TASK GOAL » Copy out only the span from the line with "Transcribe this image's" to the end of the data, both ends kept, word for word.

EXERCISE MATERIALS »
________________

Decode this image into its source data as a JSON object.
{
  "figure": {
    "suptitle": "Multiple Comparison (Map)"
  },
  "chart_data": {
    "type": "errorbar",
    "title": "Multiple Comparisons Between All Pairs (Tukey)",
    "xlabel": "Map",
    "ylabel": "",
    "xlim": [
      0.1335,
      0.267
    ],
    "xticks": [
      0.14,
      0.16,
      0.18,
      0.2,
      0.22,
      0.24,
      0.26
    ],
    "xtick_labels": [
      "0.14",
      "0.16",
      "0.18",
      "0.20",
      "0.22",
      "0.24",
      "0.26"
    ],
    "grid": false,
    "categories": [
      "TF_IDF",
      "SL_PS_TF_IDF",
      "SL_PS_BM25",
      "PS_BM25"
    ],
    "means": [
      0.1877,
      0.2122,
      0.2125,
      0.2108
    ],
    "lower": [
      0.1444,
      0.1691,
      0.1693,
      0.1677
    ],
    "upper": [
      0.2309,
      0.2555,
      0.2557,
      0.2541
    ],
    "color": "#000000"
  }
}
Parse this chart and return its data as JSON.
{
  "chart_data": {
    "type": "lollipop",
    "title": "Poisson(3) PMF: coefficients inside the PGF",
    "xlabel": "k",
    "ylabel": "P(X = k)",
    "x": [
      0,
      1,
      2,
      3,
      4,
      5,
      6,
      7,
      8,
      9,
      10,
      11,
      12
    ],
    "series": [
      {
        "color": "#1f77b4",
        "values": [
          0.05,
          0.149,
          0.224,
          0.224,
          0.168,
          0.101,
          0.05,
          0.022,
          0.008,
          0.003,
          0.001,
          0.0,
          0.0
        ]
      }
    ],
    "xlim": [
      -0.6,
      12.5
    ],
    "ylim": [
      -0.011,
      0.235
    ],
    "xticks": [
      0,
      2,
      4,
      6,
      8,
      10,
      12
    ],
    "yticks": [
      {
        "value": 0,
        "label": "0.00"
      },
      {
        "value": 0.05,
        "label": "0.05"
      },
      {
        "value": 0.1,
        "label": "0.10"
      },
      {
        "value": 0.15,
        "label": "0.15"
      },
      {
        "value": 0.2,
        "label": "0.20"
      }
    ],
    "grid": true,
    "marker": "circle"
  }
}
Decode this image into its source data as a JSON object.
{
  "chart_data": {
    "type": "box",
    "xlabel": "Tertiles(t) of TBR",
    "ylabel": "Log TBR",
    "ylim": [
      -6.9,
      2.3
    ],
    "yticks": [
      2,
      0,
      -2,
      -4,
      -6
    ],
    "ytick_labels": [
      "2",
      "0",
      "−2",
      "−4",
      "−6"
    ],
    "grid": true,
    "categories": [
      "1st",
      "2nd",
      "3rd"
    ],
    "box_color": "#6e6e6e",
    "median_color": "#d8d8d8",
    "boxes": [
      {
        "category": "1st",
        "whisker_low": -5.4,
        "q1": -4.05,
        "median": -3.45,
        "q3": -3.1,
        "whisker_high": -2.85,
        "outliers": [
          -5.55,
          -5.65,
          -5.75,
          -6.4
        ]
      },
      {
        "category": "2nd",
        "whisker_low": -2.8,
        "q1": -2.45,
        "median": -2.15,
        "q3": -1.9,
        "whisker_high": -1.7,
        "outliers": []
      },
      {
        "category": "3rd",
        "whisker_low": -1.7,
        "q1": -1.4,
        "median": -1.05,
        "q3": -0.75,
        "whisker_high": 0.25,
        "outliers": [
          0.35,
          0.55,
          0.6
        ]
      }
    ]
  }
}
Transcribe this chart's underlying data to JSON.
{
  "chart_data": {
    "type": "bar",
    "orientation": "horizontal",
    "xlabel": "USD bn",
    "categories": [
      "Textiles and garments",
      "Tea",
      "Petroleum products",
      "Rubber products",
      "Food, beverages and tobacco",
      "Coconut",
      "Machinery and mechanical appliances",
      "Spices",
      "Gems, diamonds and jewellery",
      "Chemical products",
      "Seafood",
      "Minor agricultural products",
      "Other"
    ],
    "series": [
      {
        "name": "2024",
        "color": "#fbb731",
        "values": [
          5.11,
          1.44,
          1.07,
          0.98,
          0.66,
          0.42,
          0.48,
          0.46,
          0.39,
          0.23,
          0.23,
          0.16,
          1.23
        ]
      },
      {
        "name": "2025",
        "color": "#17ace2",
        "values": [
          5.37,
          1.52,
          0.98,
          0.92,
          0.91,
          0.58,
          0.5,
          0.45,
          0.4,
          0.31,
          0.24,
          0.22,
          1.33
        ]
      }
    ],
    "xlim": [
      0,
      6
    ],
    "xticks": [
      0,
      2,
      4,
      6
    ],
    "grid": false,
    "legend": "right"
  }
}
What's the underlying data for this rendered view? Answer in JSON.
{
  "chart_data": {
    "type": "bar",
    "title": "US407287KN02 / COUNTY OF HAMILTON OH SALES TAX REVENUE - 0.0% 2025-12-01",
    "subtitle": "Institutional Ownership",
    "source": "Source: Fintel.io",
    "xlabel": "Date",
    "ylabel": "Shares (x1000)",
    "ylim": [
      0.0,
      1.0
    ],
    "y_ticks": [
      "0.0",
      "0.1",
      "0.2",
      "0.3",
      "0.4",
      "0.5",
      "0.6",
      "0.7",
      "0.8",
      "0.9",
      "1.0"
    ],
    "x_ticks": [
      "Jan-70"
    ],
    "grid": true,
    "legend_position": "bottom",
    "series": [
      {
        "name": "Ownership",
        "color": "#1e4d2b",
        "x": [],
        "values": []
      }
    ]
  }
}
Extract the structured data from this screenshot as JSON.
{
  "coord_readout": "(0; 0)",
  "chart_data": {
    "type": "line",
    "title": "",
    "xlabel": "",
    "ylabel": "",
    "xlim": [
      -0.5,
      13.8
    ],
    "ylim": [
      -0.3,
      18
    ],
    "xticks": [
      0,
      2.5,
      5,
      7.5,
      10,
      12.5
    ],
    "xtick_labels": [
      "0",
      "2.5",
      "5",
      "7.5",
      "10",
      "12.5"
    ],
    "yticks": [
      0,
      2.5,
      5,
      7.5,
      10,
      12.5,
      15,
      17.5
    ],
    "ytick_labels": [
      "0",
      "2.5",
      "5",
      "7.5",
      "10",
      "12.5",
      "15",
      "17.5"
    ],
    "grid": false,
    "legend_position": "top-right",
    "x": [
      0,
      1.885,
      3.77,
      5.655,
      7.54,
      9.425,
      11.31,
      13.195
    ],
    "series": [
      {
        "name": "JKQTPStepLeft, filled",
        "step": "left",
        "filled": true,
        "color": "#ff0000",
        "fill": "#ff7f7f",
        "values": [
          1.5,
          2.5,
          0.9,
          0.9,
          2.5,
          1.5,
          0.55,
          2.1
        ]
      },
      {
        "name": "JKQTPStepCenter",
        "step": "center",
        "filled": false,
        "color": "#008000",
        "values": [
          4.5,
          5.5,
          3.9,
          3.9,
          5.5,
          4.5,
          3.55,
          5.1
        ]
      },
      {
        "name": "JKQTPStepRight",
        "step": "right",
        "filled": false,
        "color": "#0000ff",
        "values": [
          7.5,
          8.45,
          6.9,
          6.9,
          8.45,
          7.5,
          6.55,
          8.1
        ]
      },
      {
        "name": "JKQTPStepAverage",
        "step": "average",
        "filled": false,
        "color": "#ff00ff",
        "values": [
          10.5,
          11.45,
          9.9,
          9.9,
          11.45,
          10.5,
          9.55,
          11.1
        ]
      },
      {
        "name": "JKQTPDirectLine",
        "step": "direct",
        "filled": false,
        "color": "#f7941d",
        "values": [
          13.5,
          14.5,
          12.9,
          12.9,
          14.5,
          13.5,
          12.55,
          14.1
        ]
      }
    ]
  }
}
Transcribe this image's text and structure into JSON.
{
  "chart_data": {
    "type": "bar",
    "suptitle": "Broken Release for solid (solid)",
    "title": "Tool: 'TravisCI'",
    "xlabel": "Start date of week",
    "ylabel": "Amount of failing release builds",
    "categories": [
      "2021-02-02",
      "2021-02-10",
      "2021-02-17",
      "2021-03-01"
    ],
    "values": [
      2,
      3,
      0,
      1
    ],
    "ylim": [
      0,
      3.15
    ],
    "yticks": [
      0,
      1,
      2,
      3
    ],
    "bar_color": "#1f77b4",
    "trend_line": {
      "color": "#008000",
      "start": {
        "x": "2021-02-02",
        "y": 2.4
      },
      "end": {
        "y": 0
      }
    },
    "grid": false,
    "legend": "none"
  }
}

________________

ANSWER TO THIS EXERCISE »
Transcribe this image's text and structure into JSON.
{
  "chart_data": {
    "type": "bar",
    "suptitle": "Broken Release for solid (solid)",
    "title": "Tool: 'TravisCI'",
    "xlabel": "Start date of week",
    "ylabel": "Amount of failing release builds",
    "categories": [
      "2021-02-02",
      "2021-02-10",
      "2021-02-17",
      "2021-03-01"
    ],
    "values": [
      2,
      3,
      0,
      1
    ],
    "ylim": [
      0,
      3.15
    ],
    "yticks": [
      0,
      1,
      2,
      3
    ],
    "bar_color": "#1f77b4",
    "trend_line": {
      "color": "#008000",
      "start": {
        "x": "2021-02-02",
        "y": 2.4
      },
      "end": {
        "y": 0
      }
    },
    "grid": false,
    "legend": "none"
  }
}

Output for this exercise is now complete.